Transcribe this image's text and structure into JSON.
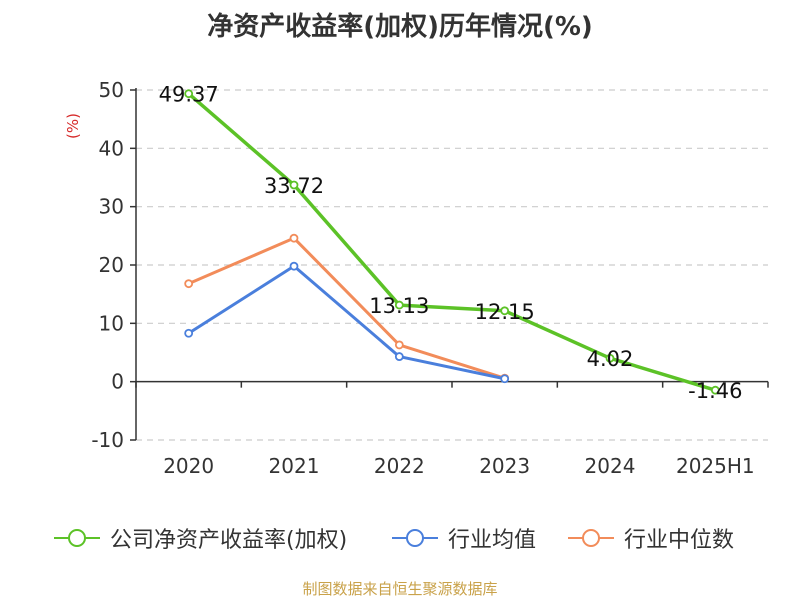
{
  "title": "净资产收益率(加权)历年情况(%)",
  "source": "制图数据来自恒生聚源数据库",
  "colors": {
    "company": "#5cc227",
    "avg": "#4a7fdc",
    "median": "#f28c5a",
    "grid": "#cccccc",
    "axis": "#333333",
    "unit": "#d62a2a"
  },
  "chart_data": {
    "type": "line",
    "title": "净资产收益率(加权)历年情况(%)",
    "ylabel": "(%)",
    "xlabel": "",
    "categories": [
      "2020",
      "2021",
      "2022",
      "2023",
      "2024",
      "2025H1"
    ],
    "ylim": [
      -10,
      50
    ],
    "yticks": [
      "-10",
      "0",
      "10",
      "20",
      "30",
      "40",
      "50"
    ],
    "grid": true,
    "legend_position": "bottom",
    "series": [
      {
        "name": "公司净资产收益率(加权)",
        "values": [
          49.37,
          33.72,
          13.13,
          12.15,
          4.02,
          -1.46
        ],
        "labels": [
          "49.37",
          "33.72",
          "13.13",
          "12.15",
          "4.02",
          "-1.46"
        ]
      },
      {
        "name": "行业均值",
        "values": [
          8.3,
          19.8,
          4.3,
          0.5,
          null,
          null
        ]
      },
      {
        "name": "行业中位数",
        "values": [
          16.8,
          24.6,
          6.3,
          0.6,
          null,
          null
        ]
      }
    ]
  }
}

***

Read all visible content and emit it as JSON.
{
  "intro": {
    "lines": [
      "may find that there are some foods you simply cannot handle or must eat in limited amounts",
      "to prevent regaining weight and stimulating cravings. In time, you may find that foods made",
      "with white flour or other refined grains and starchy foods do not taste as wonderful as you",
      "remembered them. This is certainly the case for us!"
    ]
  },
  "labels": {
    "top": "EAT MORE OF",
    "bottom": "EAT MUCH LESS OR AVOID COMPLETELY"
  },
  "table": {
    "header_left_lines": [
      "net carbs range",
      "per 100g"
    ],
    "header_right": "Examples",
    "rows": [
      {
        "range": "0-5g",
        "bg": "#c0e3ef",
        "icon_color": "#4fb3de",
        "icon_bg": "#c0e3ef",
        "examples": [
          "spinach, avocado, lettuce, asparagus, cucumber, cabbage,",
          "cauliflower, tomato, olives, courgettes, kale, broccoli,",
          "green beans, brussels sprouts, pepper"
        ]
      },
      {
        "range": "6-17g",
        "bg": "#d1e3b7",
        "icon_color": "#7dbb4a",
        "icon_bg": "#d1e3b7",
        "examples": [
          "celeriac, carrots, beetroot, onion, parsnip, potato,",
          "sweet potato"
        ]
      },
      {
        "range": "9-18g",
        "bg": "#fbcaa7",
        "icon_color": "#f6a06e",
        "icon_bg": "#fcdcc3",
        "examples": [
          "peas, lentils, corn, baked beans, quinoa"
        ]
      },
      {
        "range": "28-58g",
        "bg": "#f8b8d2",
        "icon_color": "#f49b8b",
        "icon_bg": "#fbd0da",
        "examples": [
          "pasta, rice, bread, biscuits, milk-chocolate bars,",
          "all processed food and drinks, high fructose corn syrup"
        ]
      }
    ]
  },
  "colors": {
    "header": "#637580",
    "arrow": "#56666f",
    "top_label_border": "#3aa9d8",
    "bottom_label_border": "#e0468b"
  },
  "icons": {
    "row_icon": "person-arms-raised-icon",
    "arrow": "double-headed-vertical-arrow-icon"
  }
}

***

Task objective:
Gather each line that holds "find".

The output:
      "may find that there are some foods you simply cannot handle or must eat in limited amounts",
      "to prevent regaining weight and stimulating cravings. In time, you may find that foods made",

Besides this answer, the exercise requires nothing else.